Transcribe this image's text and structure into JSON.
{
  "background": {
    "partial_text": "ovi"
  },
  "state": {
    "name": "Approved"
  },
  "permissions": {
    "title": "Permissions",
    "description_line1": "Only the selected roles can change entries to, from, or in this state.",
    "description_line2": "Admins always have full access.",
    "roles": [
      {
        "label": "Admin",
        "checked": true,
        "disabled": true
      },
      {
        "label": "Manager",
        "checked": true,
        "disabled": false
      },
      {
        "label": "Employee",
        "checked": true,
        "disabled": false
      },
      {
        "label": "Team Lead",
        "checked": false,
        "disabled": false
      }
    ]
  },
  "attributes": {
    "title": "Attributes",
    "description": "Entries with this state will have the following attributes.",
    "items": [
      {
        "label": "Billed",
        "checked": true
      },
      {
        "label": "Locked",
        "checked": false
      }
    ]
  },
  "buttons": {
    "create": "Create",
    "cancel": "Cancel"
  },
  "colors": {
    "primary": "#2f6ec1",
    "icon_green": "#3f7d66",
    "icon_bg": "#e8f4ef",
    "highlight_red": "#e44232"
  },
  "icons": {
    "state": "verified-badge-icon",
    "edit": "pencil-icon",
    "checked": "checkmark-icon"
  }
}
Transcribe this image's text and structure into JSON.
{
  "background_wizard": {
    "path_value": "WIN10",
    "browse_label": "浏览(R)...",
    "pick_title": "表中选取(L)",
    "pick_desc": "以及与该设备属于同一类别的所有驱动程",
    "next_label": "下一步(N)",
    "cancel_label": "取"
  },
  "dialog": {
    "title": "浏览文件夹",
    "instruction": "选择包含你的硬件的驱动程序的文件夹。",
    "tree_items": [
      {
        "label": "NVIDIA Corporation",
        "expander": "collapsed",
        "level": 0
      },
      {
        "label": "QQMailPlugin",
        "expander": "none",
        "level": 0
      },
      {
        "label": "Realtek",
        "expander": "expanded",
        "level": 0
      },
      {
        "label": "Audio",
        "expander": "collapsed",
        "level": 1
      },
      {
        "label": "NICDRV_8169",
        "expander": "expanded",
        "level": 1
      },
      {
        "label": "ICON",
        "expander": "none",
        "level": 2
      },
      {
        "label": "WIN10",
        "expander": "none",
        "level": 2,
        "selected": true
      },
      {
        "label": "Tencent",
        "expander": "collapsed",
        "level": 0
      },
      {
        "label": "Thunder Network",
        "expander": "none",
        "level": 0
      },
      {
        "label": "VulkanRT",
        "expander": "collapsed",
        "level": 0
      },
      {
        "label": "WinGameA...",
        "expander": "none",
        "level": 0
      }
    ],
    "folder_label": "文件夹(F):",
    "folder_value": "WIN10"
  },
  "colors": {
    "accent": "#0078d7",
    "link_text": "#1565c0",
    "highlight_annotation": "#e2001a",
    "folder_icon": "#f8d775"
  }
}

TASK GOAL:
Locate each line with the word "roles" and copy it.

RESULT:
    "description_line1": "Only the selected roles can change entries to, from, or in this state.",
    "roles": [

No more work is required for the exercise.